** begin Data to process **

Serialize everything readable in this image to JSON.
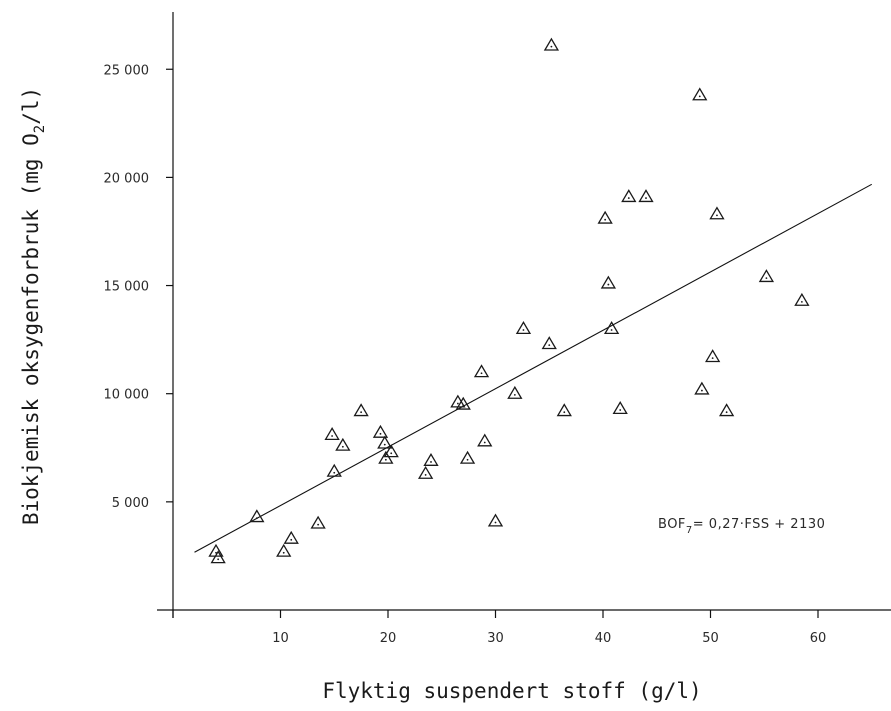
{
  "chart_data": {
    "type": "scatter",
    "title": "",
    "xlabel": "Flyktig suspendert stoff (g/l)",
    "ylabel": "Biokjemisk oksygenforbruk (mg O",
    "ylabel_subscript": "2",
    "ylabel_suffix": "/l)",
    "xlim": [
      0,
      66
    ],
    "ylim": [
      0,
      27500
    ],
    "x_ticks": [
      10,
      20,
      30,
      40,
      50,
      60
    ],
    "x_tick_labels": [
      "10",
      "20",
      "30",
      "40",
      "50",
      "60"
    ],
    "y_ticks": [
      5000,
      10000,
      15000,
      20000,
      25000
    ],
    "y_tick_labels": [
      "5 000",
      "10 000",
      "15 000",
      "20 000",
      "25 000"
    ],
    "grid": false,
    "annotation": {
      "prefix": "BOF",
      "subscript": "7",
      "suffix": "= 0,27·FSS + 2130"
    },
    "regression": {
      "slope": 270,
      "intercept": 2130,
      "x_range": [
        2,
        65
      ]
    },
    "points": [
      [
        4,
        2700
      ],
      [
        4.2,
        2400
      ],
      [
        7.8,
        4300
      ],
      [
        10.3,
        2700
      ],
      [
        11,
        3300
      ],
      [
        13.5,
        4000
      ],
      [
        14.8,
        8100
      ],
      [
        15,
        6400
      ],
      [
        15.8,
        7600
      ],
      [
        17.5,
        9200
      ],
      [
        19.3,
        8200
      ],
      [
        19.7,
        7700
      ],
      [
        19.8,
        7000
      ],
      [
        20.3,
        7300
      ],
      [
        23.5,
        6300
      ],
      [
        24,
        6900
      ],
      [
        26.5,
        9600
      ],
      [
        27,
        9500
      ],
      [
        27.4,
        7000
      ],
      [
        28.7,
        11000
      ],
      [
        29,
        7800
      ],
      [
        30,
        4100
      ],
      [
        31.8,
        10000
      ],
      [
        32.6,
        13000
      ],
      [
        35,
        12300
      ],
      [
        35.2,
        26100
      ],
      [
        36.4,
        9200
      ],
      [
        40.2,
        18100
      ],
      [
        40.5,
        15100
      ],
      [
        40.8,
        13000
      ],
      [
        41.6,
        9300
      ],
      [
        42.4,
        19100
      ],
      [
        44,
        19100
      ],
      [
        49,
        23800
      ],
      [
        49.2,
        10200
      ],
      [
        50.2,
        11700
      ],
      [
        50.6,
        18300
      ],
      [
        51.5,
        9200
      ],
      [
        55.2,
        15400
      ],
      [
        58.5,
        14300
      ]
    ]
  }
}
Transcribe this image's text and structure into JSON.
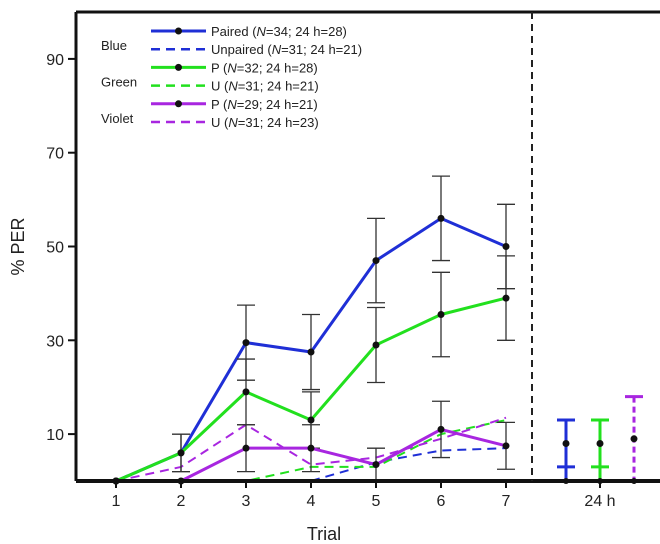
{
  "chart_data": {
    "type": "line",
    "xlabel": "Trial",
    "ylabel": "% PER",
    "x": [
      1,
      2,
      3,
      4,
      5,
      6,
      7
    ],
    "x_tick_labels": [
      "1",
      "2",
      "3",
      "4",
      "5",
      "6",
      "7"
    ],
    "extra_tick_label": "24 h",
    "y_ticks": [
      10,
      30,
      50,
      70,
      90
    ],
    "ylim": [
      0,
      100
    ],
    "legend_position": "top-left",
    "legend_groups": [
      {
        "label": "Blue"
      },
      {
        "label": "Green"
      },
      {
        "label": "Violet"
      }
    ],
    "series": [
      {
        "name_parts": [
          "Paired (",
          "N",
          "=34; 24 h=28)"
        ],
        "group": 0,
        "color": "#1f2fd6",
        "style": "solid",
        "values": [
          0,
          6,
          29.5,
          27.5,
          47,
          56,
          50
        ],
        "err": [
          0,
          4,
          8,
          8,
          9,
          9,
          9
        ],
        "h24": 8,
        "h24_err": 5
      },
      {
        "name_parts": [
          "Unpaired (",
          "N",
          "=31; 24 h=21)"
        ],
        "group": 0,
        "color": "#1f2fd6",
        "style": "dashed",
        "values": [
          0,
          0,
          0,
          0,
          4,
          6.5,
          7
        ],
        "err": null,
        "h24": 0,
        "h24_err": 0
      },
      {
        "name_parts": [
          "P (",
          "N",
          "=32; 24 h=28)"
        ],
        "group": 1,
        "color": "#22e01e",
        "style": "solid",
        "values": [
          0,
          6,
          19,
          13,
          29,
          35.5,
          39
        ],
        "err": [
          0,
          4,
          7,
          6,
          8,
          9,
          9
        ],
        "h24": 8,
        "h24_err": 5
      },
      {
        "name_parts": [
          "U (",
          "N",
          "=31; 24 h=21)"
        ],
        "group": 1,
        "color": "#22e01e",
        "style": "dashed",
        "values": [
          0,
          0,
          0,
          3,
          3,
          10,
          13
        ],
        "err": null,
        "h24": 0,
        "h24_err": 0
      },
      {
        "name_parts": [
          "P (",
          "N",
          "=29; 24 h=21)"
        ],
        "group": 2,
        "color": "#a826e0",
        "style": "solid",
        "values": [
          0,
          0,
          7,
          7,
          3.5,
          11,
          7.5
        ],
        "err": [
          0,
          0,
          5,
          5,
          3.5,
          6,
          5
        ],
        "h24": 9,
        "h24_err": 9
      },
      {
        "name_parts": [
          "U (",
          "N",
          "=31; 24 h=23)"
        ],
        "group": 2,
        "color": "#a826e0",
        "style": "dashed",
        "values": [
          0,
          3,
          12,
          3.5,
          5,
          9,
          13.5
        ],
        "err": null,
        "h24": 0,
        "h24_err": 0
      }
    ]
  }
}
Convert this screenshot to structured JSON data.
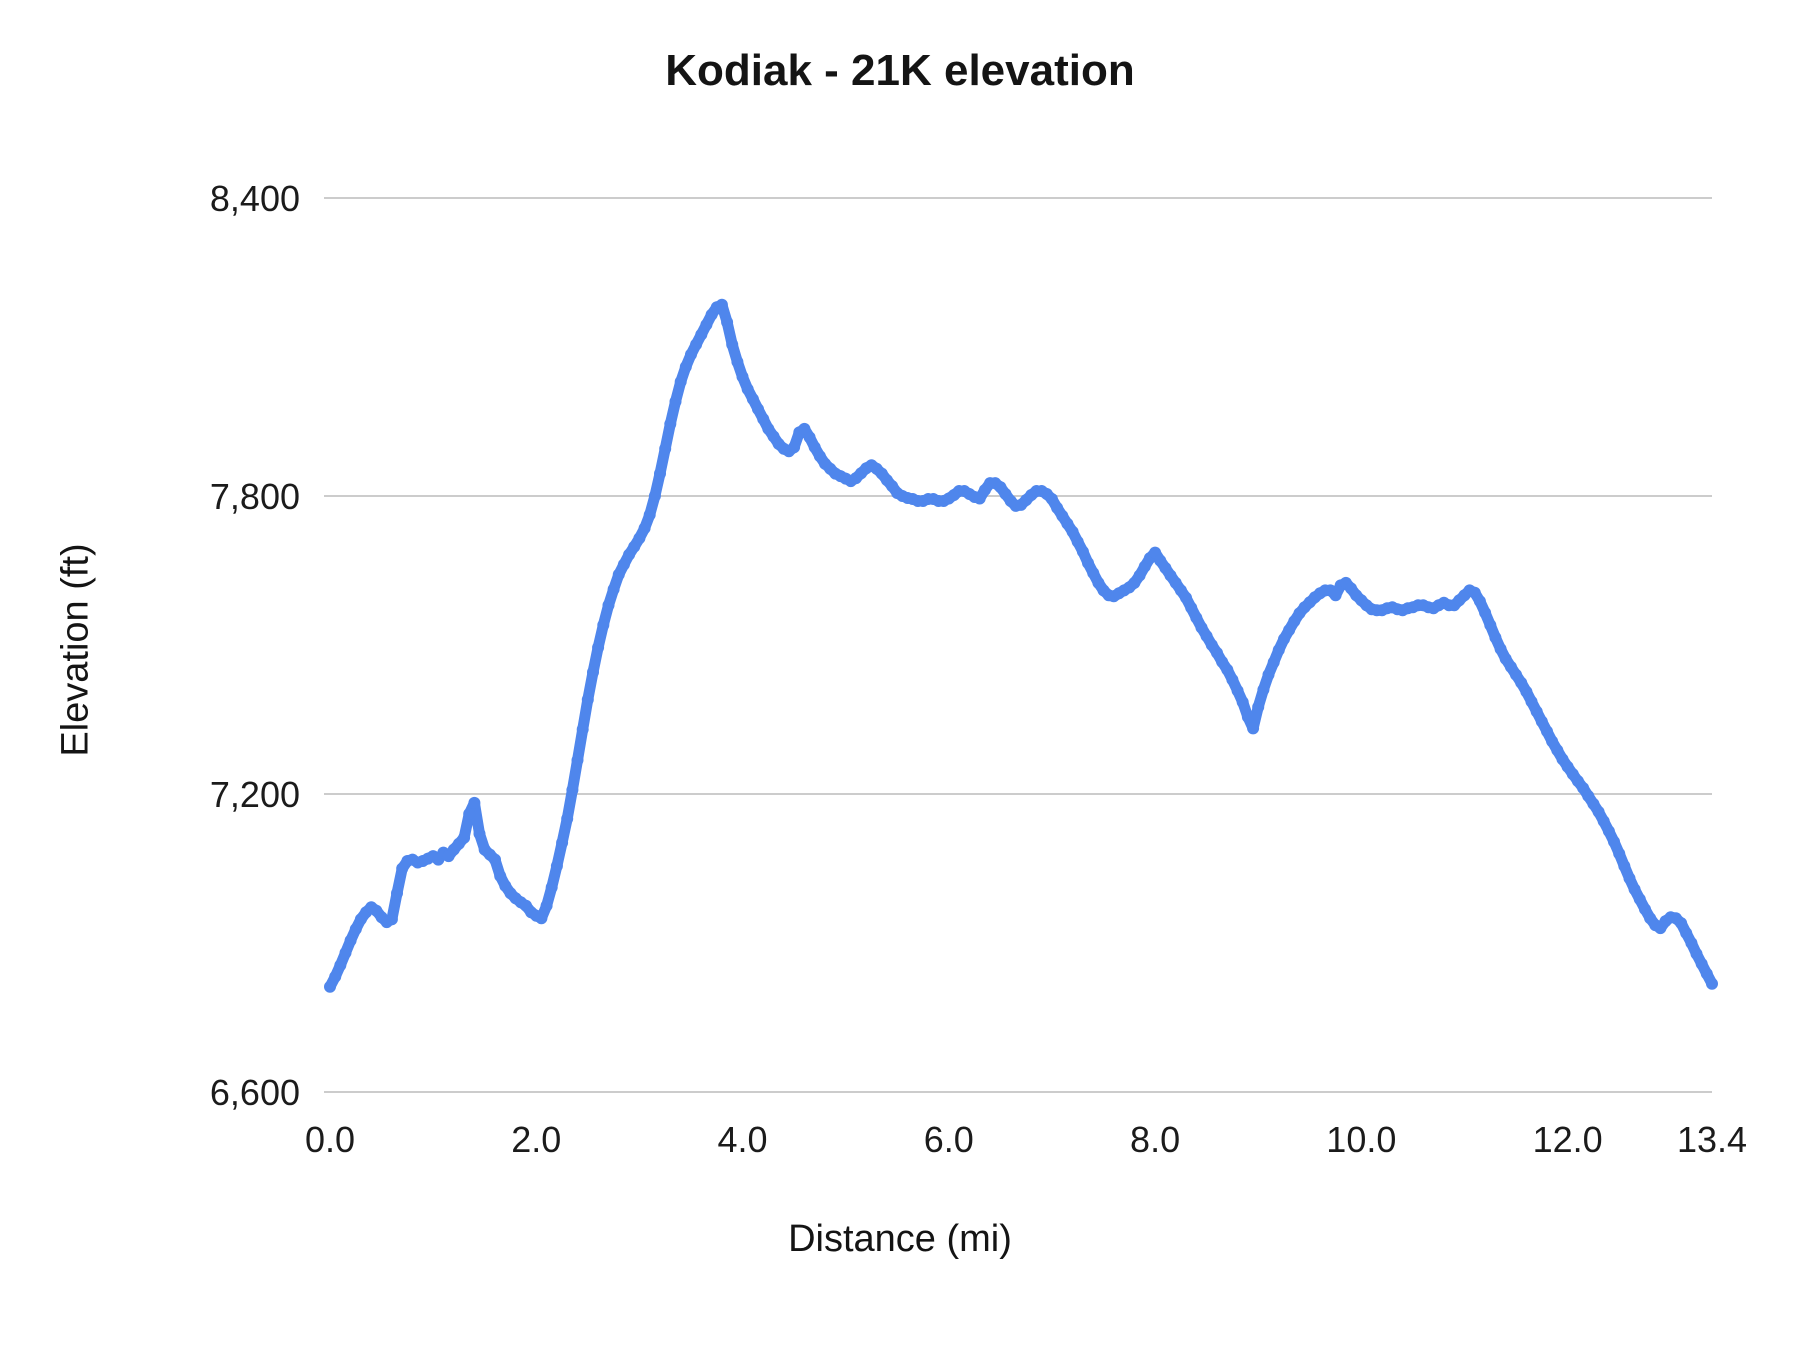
{
  "chart": {
    "title": "Kodiak - 21K elevation",
    "xlabel": "Distance (mi)",
    "ylabel": "Elevation (ft)"
  },
  "chart_data": {
    "type": "scatter",
    "title": "Kodiak - 21K elevation",
    "xlabel": "Distance (mi)",
    "ylabel": "Elevation (ft)",
    "xlim": [
      0,
      13.4
    ],
    "ylim": [
      6600,
      8400
    ],
    "grid": "horizontal",
    "legend": "none",
    "point_color": "#4f86ec",
    "gridline_color": "#cccccc",
    "x_ticks": [
      {
        "value": 0.0,
        "label": "0.0"
      },
      {
        "value": 2.0,
        "label": "2.0"
      },
      {
        "value": 4.0,
        "label": "4.0"
      },
      {
        "value": 6.0,
        "label": "6.0"
      },
      {
        "value": 8.0,
        "label": "8.0"
      },
      {
        "value": 10.0,
        "label": "10.0"
      },
      {
        "value": 12.0,
        "label": "12.0"
      },
      {
        "value": 13.4,
        "label": "13.4"
      }
    ],
    "y_ticks": [
      {
        "value": 6600,
        "label": "6,600"
      },
      {
        "value": 7200,
        "label": "7,200"
      },
      {
        "value": 7800,
        "label": "7,800"
      },
      {
        "value": 8400,
        "label": "8,400"
      }
    ],
    "series": [
      {
        "name": "elevation",
        "points": [
          [
            0.0,
            6812
          ],
          [
            0.05,
            6832
          ],
          [
            0.1,
            6855
          ],
          [
            0.15,
            6880
          ],
          [
            0.2,
            6905
          ],
          [
            0.25,
            6928
          ],
          [
            0.3,
            6948
          ],
          [
            0.35,
            6962
          ],
          [
            0.4,
            6972
          ],
          [
            0.45,
            6965
          ],
          [
            0.5,
            6952
          ],
          [
            0.55,
            6942
          ],
          [
            0.6,
            6948
          ],
          [
            0.65,
            7000
          ],
          [
            0.7,
            7050
          ],
          [
            0.75,
            7065
          ],
          [
            0.8,
            7068
          ],
          [
            0.85,
            7062
          ],
          [
            0.9,
            7065
          ],
          [
            0.95,
            7070
          ],
          [
            1.0,
            7075
          ],
          [
            1.05,
            7068
          ],
          [
            1.1,
            7082
          ],
          [
            1.15,
            7075
          ],
          [
            1.2,
            7088
          ],
          [
            1.25,
            7100
          ],
          [
            1.3,
            7112
          ],
          [
            1.35,
            7160
          ],
          [
            1.4,
            7182
          ],
          [
            1.45,
            7120
          ],
          [
            1.5,
            7088
          ],
          [
            1.55,
            7078
          ],
          [
            1.6,
            7068
          ],
          [
            1.65,
            7035
          ],
          [
            1.7,
            7015
          ],
          [
            1.75,
            7000
          ],
          [
            1.8,
            6990
          ],
          [
            1.85,
            6982
          ],
          [
            1.9,
            6975
          ],
          [
            1.95,
            6962
          ],
          [
            2.0,
            6955
          ],
          [
            2.05,
            6950
          ],
          [
            2.1,
            6975
          ],
          [
            2.15,
            7012
          ],
          [
            2.2,
            7055
          ],
          [
            2.25,
            7102
          ],
          [
            2.3,
            7150
          ],
          [
            2.35,
            7208
          ],
          [
            2.4,
            7268
          ],
          [
            2.45,
            7330
          ],
          [
            2.5,
            7390
          ],
          [
            2.55,
            7445
          ],
          [
            2.6,
            7495
          ],
          [
            2.65,
            7540
          ],
          [
            2.7,
            7580
          ],
          [
            2.75,
            7612
          ],
          [
            2.8,
            7642
          ],
          [
            2.85,
            7662
          ],
          [
            2.9,
            7682
          ],
          [
            2.95,
            7698
          ],
          [
            3.0,
            7715
          ],
          [
            3.05,
            7735
          ],
          [
            3.1,
            7762
          ],
          [
            3.15,
            7800
          ],
          [
            3.2,
            7845
          ],
          [
            3.25,
            7895
          ],
          [
            3.3,
            7945
          ],
          [
            3.35,
            7990
          ],
          [
            3.4,
            8030
          ],
          [
            3.45,
            8060
          ],
          [
            3.5,
            8085
          ],
          [
            3.55,
            8105
          ],
          [
            3.6,
            8125
          ],
          [
            3.65,
            8145
          ],
          [
            3.7,
            8165
          ],
          [
            3.75,
            8180
          ],
          [
            3.8,
            8185
          ],
          [
            3.85,
            8150
          ],
          [
            3.9,
            8105
          ],
          [
            3.95,
            8070
          ],
          [
            4.0,
            8040
          ],
          [
            4.05,
            8015
          ],
          [
            4.1,
            7995
          ],
          [
            4.15,
            7975
          ],
          [
            4.2,
            7955
          ],
          [
            4.25,
            7935
          ],
          [
            4.3,
            7920
          ],
          [
            4.35,
            7905
          ],
          [
            4.4,
            7895
          ],
          [
            4.45,
            7890
          ],
          [
            4.5,
            7898
          ],
          [
            4.55,
            7928
          ],
          [
            4.6,
            7935
          ],
          [
            4.65,
            7918
          ],
          [
            4.7,
            7898
          ],
          [
            4.75,
            7880
          ],
          [
            4.8,
            7865
          ],
          [
            4.85,
            7855
          ],
          [
            4.9,
            7845
          ],
          [
            4.95,
            7840
          ],
          [
            5.0,
            7835
          ],
          [
            5.05,
            7830
          ],
          [
            5.1,
            7836
          ],
          [
            5.15,
            7846
          ],
          [
            5.2,
            7856
          ],
          [
            5.25,
            7862
          ],
          [
            5.3,
            7855
          ],
          [
            5.35,
            7845
          ],
          [
            5.4,
            7832
          ],
          [
            5.45,
            7820
          ],
          [
            5.5,
            7806
          ],
          [
            5.55,
            7800
          ],
          [
            5.6,
            7796
          ],
          [
            5.65,
            7794
          ],
          [
            5.7,
            7790
          ],
          [
            5.75,
            7790
          ],
          [
            5.8,
            7794
          ],
          [
            5.85,
            7794
          ],
          [
            5.9,
            7790
          ],
          [
            5.95,
            7790
          ],
          [
            6.0,
            7795
          ],
          [
            6.05,
            7802
          ],
          [
            6.1,
            7810
          ],
          [
            6.15,
            7810
          ],
          [
            6.2,
            7804
          ],
          [
            6.25,
            7798
          ],
          [
            6.3,
            7795
          ],
          [
            6.35,
            7812
          ],
          [
            6.4,
            7826
          ],
          [
            6.45,
            7826
          ],
          [
            6.5,
            7818
          ],
          [
            6.55,
            7804
          ],
          [
            6.6,
            7790
          ],
          [
            6.65,
            7780
          ],
          [
            6.7,
            7782
          ],
          [
            6.75,
            7792
          ],
          [
            6.8,
            7802
          ],
          [
            6.85,
            7810
          ],
          [
            6.9,
            7810
          ],
          [
            6.95,
            7804
          ],
          [
            7.0,
            7794
          ],
          [
            7.05,
            7776
          ],
          [
            7.1,
            7760
          ],
          [
            7.15,
            7744
          ],
          [
            7.2,
            7728
          ],
          [
            7.25,
            7708
          ],
          [
            7.3,
            7688
          ],
          [
            7.35,
            7665
          ],
          [
            7.4,
            7645
          ],
          [
            7.45,
            7625
          ],
          [
            7.5,
            7610
          ],
          [
            7.55,
            7600
          ],
          [
            7.6,
            7598
          ],
          [
            7.65,
            7604
          ],
          [
            7.7,
            7610
          ],
          [
            7.75,
            7616
          ],
          [
            7.8,
            7625
          ],
          [
            7.85,
            7640
          ],
          [
            7.9,
            7658
          ],
          [
            7.95,
            7675
          ],
          [
            8.0,
            7686
          ],
          [
            8.05,
            7670
          ],
          [
            8.1,
            7655
          ],
          [
            8.15,
            7640
          ],
          [
            8.2,
            7625
          ],
          [
            8.25,
            7610
          ],
          [
            8.3,
            7595
          ],
          [
            8.35,
            7575
          ],
          [
            8.4,
            7555
          ],
          [
            8.45,
            7535
          ],
          [
            8.5,
            7518
          ],
          [
            8.55,
            7500
          ],
          [
            8.6,
            7484
          ],
          [
            8.65,
            7466
          ],
          [
            8.7,
            7450
          ],
          [
            8.75,
            7430
          ],
          [
            8.8,
            7408
          ],
          [
            8.85,
            7385
          ],
          [
            8.9,
            7355
          ],
          [
            8.95,
            7332
          ],
          [
            9.0,
            7375
          ],
          [
            9.05,
            7410
          ],
          [
            9.1,
            7440
          ],
          [
            9.15,
            7465
          ],
          [
            9.2,
            7490
          ],
          [
            9.25,
            7512
          ],
          [
            9.3,
            7530
          ],
          [
            9.35,
            7548
          ],
          [
            9.4,
            7564
          ],
          [
            9.45,
            7576
          ],
          [
            9.5,
            7586
          ],
          [
            9.55,
            7596
          ],
          [
            9.6,
            7604
          ],
          [
            9.65,
            7610
          ],
          [
            9.7,
            7610
          ],
          [
            9.75,
            7600
          ],
          [
            9.8,
            7620
          ],
          [
            9.85,
            7625
          ],
          [
            9.9,
            7614
          ],
          [
            9.95,
            7600
          ],
          [
            10.0,
            7590
          ],
          [
            10.05,
            7580
          ],
          [
            10.1,
            7572
          ],
          [
            10.15,
            7570
          ],
          [
            10.2,
            7570
          ],
          [
            10.25,
            7574
          ],
          [
            10.3,
            7576
          ],
          [
            10.35,
            7572
          ],
          [
            10.4,
            7570
          ],
          [
            10.45,
            7574
          ],
          [
            10.5,
            7576
          ],
          [
            10.55,
            7580
          ],
          [
            10.6,
            7580
          ],
          [
            10.65,
            7576
          ],
          [
            10.7,
            7574
          ],
          [
            10.75,
            7580
          ],
          [
            10.8,
            7585
          ],
          [
            10.85,
            7580
          ],
          [
            10.9,
            7580
          ],
          [
            10.95,
            7590
          ],
          [
            11.0,
            7600
          ],
          [
            11.05,
            7610
          ],
          [
            11.1,
            7605
          ],
          [
            11.15,
            7588
          ],
          [
            11.2,
            7565
          ],
          [
            11.25,
            7540
          ],
          [
            11.3,
            7515
          ],
          [
            11.35,
            7492
          ],
          [
            11.4,
            7472
          ],
          [
            11.45,
            7456
          ],
          [
            11.5,
            7440
          ],
          [
            11.55,
            7424
          ],
          [
            11.6,
            7406
          ],
          [
            11.65,
            7386
          ],
          [
            11.7,
            7366
          ],
          [
            11.75,
            7346
          ],
          [
            11.8,
            7326
          ],
          [
            11.85,
            7306
          ],
          [
            11.9,
            7288
          ],
          [
            11.95,
            7270
          ],
          [
            12.0,
            7255
          ],
          [
            12.05,
            7240
          ],
          [
            12.1,
            7226
          ],
          [
            12.15,
            7212
          ],
          [
            12.2,
            7196
          ],
          [
            12.25,
            7180
          ],
          [
            12.3,
            7164
          ],
          [
            12.35,
            7145
          ],
          [
            12.4,
            7125
          ],
          [
            12.45,
            7104
          ],
          [
            12.5,
            7080
          ],
          [
            12.55,
            7055
          ],
          [
            12.6,
            7030
          ],
          [
            12.65,
            7008
          ],
          [
            12.7,
            6988
          ],
          [
            12.75,
            6968
          ],
          [
            12.8,
            6950
          ],
          [
            12.85,
            6936
          ],
          [
            12.9,
            6930
          ],
          [
            12.95,
            6944
          ],
          [
            13.0,
            6952
          ],
          [
            13.05,
            6950
          ],
          [
            13.1,
            6940
          ],
          [
            13.15,
            6920
          ],
          [
            13.2,
            6900
          ],
          [
            13.25,
            6878
          ],
          [
            13.3,
            6858
          ],
          [
            13.35,
            6838
          ],
          [
            13.4,
            6818
          ]
        ]
      }
    ]
  }
}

** end Data to process **

Exercise description:
Lines of the material that contain the word "image" are to be gathered.

Reply:
Serialize everything readable in this image to JSON.
Transcribe this image's text and structure into JSON.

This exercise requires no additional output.